__Stated exercise__
Scan the material below for the string "scrittura", and copy every line where it shows up.

__Dataset records__
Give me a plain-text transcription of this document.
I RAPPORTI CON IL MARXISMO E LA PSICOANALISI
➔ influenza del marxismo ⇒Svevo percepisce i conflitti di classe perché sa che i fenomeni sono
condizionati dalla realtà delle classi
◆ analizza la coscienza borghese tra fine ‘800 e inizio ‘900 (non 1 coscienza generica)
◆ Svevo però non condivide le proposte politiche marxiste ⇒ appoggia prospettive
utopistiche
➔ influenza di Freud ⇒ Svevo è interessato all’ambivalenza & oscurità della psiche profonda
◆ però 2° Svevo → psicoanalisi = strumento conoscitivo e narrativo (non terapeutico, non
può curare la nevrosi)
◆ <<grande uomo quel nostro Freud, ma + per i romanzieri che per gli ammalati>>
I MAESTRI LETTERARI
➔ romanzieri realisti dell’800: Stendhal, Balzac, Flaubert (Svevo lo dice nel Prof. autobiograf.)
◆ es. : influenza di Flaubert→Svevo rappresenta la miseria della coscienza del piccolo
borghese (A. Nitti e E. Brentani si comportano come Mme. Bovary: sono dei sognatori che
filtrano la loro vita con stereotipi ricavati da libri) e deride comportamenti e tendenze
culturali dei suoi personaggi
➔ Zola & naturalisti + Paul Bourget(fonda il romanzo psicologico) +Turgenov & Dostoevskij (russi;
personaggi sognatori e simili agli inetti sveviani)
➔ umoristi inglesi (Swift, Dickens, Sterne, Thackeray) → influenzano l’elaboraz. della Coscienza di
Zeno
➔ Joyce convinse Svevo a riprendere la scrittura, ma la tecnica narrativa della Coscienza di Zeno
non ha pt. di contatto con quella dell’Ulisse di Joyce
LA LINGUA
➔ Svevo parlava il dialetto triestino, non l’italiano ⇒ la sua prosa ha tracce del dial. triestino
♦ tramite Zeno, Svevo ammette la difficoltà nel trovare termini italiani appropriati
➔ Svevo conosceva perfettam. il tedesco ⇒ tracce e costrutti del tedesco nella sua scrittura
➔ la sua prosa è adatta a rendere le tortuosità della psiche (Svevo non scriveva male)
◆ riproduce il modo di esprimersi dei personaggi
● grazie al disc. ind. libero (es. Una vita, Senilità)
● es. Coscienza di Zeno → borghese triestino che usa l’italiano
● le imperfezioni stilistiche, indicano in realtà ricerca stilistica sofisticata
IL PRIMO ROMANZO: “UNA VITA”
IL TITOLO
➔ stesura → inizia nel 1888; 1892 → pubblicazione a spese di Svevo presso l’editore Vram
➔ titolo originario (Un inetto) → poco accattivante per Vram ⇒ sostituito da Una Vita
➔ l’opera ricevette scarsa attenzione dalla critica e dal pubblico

__Answer in full__
➔ Joyce convinse Svevo a riprendere la scrittura, ma la tecnica narrativa della Coscienza di Zeno
➔ Svevo conosceva perfettam. il tedesco ⇒ tracce e costrutti del tedesco nella sua scrittura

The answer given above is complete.